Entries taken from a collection
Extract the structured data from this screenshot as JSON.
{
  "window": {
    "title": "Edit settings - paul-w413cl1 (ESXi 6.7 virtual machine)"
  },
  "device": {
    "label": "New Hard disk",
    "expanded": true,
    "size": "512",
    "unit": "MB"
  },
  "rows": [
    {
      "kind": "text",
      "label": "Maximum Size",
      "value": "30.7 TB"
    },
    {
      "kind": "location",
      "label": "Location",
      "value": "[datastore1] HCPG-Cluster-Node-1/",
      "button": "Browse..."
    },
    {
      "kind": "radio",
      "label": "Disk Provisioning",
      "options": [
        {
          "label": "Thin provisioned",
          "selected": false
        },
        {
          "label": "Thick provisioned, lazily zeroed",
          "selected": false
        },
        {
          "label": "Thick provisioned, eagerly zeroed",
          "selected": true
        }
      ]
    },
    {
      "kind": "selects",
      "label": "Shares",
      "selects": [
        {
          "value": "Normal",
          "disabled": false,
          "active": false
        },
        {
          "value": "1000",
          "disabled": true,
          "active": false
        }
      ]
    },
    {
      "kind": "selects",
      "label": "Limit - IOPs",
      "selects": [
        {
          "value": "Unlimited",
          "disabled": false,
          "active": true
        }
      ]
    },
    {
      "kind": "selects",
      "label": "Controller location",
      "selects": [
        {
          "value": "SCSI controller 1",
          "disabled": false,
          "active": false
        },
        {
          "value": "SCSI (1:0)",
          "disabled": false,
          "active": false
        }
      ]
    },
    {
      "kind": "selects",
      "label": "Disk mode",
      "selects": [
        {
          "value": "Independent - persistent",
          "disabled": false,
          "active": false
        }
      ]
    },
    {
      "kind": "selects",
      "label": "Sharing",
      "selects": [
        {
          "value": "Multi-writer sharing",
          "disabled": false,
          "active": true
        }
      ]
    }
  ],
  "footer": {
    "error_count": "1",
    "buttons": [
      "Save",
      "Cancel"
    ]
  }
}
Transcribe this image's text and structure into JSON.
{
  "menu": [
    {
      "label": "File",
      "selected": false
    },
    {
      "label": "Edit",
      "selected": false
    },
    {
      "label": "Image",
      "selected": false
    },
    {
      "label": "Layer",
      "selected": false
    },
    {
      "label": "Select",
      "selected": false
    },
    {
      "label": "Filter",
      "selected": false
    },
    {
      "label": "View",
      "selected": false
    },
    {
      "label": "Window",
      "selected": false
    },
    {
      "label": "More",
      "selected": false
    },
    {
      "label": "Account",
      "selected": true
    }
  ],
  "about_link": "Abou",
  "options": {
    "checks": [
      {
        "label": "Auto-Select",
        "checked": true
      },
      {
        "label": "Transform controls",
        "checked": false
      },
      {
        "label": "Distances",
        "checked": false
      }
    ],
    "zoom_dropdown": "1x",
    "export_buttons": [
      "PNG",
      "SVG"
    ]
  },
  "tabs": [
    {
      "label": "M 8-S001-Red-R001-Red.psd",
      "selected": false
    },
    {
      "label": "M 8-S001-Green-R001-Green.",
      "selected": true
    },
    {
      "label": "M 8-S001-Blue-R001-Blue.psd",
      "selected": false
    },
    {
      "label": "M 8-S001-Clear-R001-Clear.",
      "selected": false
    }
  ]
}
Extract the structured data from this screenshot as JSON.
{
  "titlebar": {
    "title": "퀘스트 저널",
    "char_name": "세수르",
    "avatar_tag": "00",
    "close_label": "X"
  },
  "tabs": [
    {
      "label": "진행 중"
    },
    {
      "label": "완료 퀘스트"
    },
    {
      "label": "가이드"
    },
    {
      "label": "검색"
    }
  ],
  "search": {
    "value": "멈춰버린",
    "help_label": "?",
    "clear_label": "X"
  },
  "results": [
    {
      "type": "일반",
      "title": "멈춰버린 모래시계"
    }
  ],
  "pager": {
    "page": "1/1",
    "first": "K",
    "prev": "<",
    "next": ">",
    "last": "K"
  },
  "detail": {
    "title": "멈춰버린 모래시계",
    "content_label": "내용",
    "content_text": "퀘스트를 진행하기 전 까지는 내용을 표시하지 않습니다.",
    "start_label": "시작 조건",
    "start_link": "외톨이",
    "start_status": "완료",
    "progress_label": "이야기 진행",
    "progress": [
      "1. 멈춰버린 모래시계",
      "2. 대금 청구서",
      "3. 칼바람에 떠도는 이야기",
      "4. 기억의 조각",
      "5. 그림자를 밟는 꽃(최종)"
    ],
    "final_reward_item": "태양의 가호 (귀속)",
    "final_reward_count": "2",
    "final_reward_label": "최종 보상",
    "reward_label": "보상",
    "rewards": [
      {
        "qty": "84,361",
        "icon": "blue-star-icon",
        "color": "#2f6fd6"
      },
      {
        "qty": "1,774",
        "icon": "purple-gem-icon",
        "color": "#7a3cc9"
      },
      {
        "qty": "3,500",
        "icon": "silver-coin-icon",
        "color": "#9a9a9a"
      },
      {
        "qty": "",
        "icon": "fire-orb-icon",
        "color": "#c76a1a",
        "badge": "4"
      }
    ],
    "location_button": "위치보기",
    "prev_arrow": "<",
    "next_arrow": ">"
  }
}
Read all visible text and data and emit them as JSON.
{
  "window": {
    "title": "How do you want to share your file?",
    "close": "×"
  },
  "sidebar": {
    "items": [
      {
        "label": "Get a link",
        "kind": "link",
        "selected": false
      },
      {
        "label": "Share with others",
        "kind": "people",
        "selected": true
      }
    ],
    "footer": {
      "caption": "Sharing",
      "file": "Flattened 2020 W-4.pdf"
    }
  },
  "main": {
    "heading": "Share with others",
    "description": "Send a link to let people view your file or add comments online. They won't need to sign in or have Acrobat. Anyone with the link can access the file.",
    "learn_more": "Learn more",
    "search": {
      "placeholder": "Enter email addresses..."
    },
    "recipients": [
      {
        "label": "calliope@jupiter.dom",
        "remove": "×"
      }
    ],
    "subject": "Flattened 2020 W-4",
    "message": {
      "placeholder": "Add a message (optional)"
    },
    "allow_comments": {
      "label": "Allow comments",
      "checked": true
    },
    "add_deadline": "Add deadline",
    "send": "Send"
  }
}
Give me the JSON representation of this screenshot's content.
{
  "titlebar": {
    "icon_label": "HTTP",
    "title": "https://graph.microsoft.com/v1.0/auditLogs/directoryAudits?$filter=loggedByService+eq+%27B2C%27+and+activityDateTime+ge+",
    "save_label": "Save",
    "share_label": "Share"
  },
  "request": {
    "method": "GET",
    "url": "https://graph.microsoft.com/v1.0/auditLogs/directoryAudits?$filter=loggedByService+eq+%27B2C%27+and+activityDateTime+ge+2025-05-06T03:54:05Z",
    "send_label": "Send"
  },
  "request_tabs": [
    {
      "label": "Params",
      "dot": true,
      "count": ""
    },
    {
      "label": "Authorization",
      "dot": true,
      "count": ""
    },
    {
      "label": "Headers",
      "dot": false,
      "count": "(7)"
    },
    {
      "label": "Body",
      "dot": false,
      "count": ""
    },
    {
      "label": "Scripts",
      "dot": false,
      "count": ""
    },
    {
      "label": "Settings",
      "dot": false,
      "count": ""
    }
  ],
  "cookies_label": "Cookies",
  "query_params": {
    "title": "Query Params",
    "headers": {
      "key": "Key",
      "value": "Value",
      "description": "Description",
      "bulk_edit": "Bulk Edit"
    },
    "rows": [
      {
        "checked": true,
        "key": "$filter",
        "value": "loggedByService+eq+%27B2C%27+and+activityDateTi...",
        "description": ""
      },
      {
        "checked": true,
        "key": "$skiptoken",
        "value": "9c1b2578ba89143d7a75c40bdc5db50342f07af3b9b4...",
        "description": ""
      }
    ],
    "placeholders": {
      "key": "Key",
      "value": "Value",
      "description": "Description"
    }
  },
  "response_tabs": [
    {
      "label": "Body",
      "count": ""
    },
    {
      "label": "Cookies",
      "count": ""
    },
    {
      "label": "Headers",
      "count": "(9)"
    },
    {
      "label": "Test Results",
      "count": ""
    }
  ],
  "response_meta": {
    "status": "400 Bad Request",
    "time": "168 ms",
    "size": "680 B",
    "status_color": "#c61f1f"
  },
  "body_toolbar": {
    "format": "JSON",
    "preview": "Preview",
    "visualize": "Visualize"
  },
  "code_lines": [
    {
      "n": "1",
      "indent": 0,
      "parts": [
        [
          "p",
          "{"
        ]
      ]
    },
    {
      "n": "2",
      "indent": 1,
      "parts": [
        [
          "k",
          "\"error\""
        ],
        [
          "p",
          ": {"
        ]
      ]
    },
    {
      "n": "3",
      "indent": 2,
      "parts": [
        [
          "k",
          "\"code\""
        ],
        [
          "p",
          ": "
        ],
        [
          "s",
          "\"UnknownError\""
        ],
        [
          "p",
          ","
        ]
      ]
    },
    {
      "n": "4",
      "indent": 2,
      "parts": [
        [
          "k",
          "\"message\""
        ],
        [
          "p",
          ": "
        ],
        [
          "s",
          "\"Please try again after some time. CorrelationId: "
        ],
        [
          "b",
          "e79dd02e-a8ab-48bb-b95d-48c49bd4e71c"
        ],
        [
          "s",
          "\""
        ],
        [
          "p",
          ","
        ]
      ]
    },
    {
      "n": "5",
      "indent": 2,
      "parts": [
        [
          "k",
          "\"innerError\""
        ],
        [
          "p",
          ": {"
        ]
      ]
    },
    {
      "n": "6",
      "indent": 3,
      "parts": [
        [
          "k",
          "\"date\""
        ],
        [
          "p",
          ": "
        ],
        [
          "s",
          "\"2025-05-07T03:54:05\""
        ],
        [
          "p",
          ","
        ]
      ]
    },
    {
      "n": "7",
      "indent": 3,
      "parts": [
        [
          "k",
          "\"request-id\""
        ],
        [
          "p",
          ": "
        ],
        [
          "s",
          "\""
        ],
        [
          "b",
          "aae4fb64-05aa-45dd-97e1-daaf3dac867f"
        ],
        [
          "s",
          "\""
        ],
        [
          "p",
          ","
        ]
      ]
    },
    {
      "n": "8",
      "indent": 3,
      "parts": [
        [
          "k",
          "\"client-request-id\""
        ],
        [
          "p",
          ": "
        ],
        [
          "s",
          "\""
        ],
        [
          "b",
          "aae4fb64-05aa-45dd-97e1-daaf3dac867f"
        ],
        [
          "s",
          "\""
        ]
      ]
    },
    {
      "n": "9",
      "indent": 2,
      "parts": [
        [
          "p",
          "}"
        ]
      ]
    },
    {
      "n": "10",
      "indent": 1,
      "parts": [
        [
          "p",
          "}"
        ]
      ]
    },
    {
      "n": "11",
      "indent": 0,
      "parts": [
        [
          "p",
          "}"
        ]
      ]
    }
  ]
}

[TASK DESCRIPTION]
Copy each line of the listing that includes "Flattened".

[THE RESULT]
      "file": "Flattened 2020 W-4.pdf"
    "subject": "Flattened 2020 W-4",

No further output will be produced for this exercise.